Extracted records:
+---+

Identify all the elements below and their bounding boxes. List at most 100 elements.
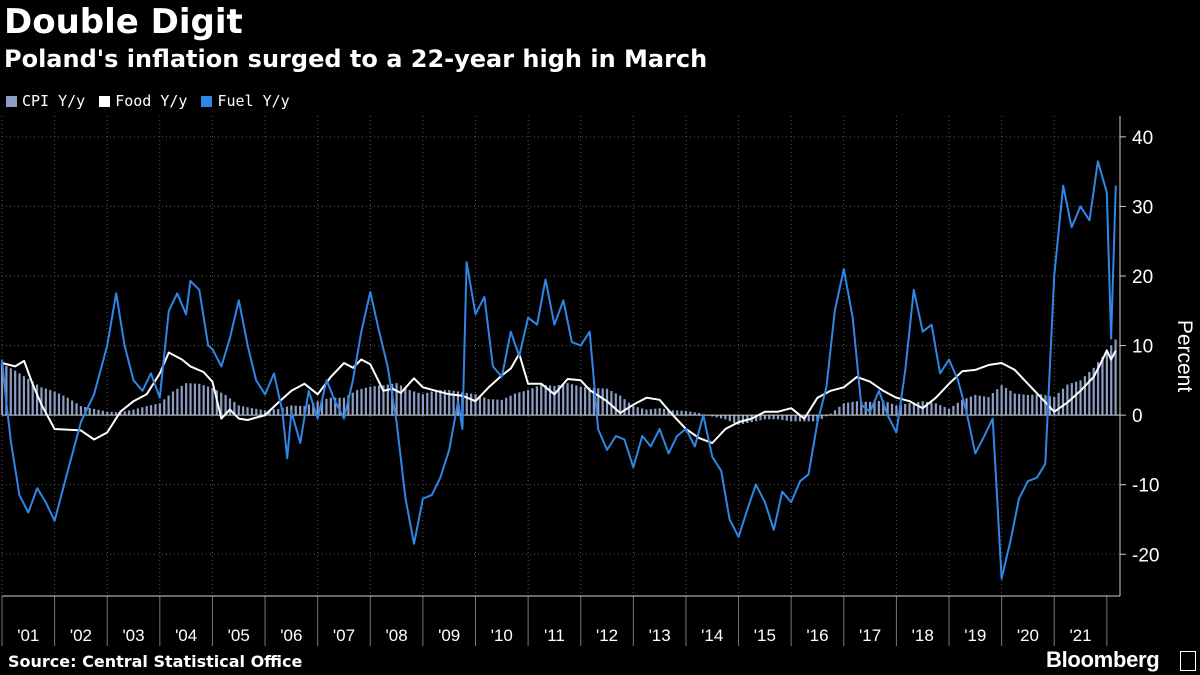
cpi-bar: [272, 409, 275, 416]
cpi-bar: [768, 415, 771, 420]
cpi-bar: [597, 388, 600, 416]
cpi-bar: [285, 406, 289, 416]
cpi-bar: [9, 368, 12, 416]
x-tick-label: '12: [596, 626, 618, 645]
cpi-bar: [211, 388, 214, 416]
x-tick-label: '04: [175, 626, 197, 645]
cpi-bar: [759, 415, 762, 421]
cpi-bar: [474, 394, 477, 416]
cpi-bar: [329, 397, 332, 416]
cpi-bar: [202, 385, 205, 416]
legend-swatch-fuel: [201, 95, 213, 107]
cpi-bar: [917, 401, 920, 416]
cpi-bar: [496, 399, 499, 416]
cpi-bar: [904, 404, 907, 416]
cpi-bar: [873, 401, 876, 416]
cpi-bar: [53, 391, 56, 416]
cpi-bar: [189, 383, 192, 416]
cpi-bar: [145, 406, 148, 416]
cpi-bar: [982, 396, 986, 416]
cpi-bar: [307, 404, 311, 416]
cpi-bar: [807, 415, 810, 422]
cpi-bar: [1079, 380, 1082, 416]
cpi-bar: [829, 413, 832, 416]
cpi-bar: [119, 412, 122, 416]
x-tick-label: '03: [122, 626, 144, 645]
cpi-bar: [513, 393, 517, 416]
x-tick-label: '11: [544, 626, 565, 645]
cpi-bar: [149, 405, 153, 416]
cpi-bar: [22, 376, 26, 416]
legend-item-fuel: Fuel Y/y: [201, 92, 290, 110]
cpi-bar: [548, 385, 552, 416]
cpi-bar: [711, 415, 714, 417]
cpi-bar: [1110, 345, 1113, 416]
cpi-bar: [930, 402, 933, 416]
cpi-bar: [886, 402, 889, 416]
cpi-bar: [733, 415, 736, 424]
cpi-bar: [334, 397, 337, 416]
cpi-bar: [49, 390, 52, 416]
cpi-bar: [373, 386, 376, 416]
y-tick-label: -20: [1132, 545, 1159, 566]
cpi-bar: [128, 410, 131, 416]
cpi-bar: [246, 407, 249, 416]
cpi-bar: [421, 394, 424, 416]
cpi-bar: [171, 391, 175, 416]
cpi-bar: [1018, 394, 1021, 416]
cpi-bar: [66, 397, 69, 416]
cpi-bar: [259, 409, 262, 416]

+---+

▶ [Directive]: Copy out the lines above exactly, from the line containing "cpi-bar: [272, 409, 275, 416]" through the line containing "cpi-bar: [513, 393, 517, 416]", including both of those lines.

▶ [Exercise answer]:
cpi-bar: [272, 409, 275, 416]
cpi-bar: [768, 415, 771, 420]
cpi-bar: [597, 388, 600, 416]
cpi-bar: [285, 406, 289, 416]
cpi-bar: [9, 368, 12, 416]
x-tick-label: '12: [596, 626, 618, 645]
cpi-bar: [211, 388, 214, 416]
x-tick-label: '04: [175, 626, 197, 645]
cpi-bar: [759, 415, 762, 421]
cpi-bar: [474, 394, 477, 416]
cpi-bar: [329, 397, 332, 416]
cpi-bar: [202, 385, 205, 416]
legend-swatch-fuel: [201, 95, 213, 107]
cpi-bar: [917, 401, 920, 416]
cpi-bar: [496, 399, 499, 416]
cpi-bar: [904, 404, 907, 416]
cpi-bar: [873, 401, 876, 416]
cpi-bar: [53, 391, 56, 416]
cpi-bar: [189, 383, 192, 416]
cpi-bar: [145, 406, 148, 416]
cpi-bar: [982, 396, 986, 416]
cpi-bar: [307, 404, 311, 416]
cpi-bar: [807, 415, 810, 422]
cpi-bar: [1079, 380, 1082, 416]
cpi-bar: [829, 413, 832, 416]
cpi-bar: [119, 412, 122, 416]
x-tick-label: '03: [122, 626, 144, 645]
cpi-bar: [513, 393, 517, 416]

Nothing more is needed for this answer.